(A block of data)
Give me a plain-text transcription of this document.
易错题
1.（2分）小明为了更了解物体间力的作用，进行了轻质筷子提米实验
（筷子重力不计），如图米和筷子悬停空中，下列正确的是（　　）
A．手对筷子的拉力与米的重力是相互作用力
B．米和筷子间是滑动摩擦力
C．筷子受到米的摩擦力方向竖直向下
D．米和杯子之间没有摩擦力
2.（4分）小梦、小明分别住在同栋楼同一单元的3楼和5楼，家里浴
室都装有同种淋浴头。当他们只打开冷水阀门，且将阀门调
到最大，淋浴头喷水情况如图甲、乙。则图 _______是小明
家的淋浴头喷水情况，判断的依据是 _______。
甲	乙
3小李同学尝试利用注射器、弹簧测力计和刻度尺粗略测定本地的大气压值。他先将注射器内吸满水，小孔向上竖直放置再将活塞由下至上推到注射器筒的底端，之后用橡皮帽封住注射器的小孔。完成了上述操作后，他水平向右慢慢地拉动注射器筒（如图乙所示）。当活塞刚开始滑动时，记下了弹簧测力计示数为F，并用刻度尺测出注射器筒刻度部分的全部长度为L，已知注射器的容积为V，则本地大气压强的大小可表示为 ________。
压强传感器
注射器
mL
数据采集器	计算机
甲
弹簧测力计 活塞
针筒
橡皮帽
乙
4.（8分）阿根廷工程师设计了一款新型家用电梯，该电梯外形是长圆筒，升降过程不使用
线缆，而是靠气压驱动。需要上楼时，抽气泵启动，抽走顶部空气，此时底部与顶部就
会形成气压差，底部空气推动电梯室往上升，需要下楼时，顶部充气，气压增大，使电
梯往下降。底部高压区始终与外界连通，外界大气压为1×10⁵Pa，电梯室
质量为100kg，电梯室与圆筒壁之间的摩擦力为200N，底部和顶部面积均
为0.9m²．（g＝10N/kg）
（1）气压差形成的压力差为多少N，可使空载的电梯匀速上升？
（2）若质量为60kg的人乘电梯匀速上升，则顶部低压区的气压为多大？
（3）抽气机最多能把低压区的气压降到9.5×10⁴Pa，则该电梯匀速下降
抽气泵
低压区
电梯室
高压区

Prompt
Output the records verbatim, from the first line to the last.

Result for this task
Give me a plain-text transcription of this document.
易错题
1.（2分）小明为了更了解物体间力的作用，进行了轻质筷子提米实验
（筷子重力不计），如图米和筷子悬停空中，下列正确的是（　　）
A．手对筷子的拉力与米的重力是相互作用力
B．米和筷子间是滑动摩擦力
C．筷子受到米的摩擦力方向竖直向下
D．米和杯子之间没有摩擦力
2.（4分）小梦、小明分别住在同栋楼同一单元的3楼和5楼，家里浴
室都装有同种淋浴头。当他们只打开冷水阀门，且将阀门调
到最大，淋浴头喷水情况如图甲、乙。则图 _______是小明
家的淋浴头喷水情况，判断的依据是 _______。
甲	乙
3小李同学尝试利用注射器、弹簧测力计和刻度尺粗略测定本地的大气压值。他先将注射器内吸满水，小孔向上竖直放置再将活塞由下至上推到注射器筒的底端，之后用橡皮帽封住注射器的小孔。完成了上述操作后，他水平向右慢慢地拉动注射器筒（如图乙所示）。当活塞刚开始滑动时，记下了弹簧测力计示数为F，并用刻度尺测出注射器筒刻度部分的全部长度为L，已知注射器的容积为V，则本地大气压强的大小可表示为 ________。
压强传感器
注射器
mL
数据采集器	计算机
甲
弹簧测力计 活塞
针筒
橡皮帽
乙
4.（8分）阿根廷工程师设计了一款新型家用电梯，该电梯外形是长圆筒，升降过程不使用
线缆，而是靠气压驱动。需要上楼时，抽气泵启动，抽走顶部空气，此时底部与顶部就
会形成气压差，底部空气推动电梯室往上升，需要下楼时，顶部充气，气压增大，使电
梯往下降。底部高压区始终与外界连通，外界大气压为1×10⁵Pa，电梯室
质量为100kg，电梯室与圆筒壁之间的摩擦力为200N，底部和顶部面积均
为0.9m²．（g＝10N/kg）
（1）气压差形成的压力差为多少N，可使空载的电梯匀速上升？
（2）若质量为60kg的人乘电梯匀速上升，则顶部低压区的气压为多大？
（3）抽气机最多能把低压区的气压降到9.5×10⁴Pa，则该电梯匀速下降
抽气泵
低压区
电梯室
高压区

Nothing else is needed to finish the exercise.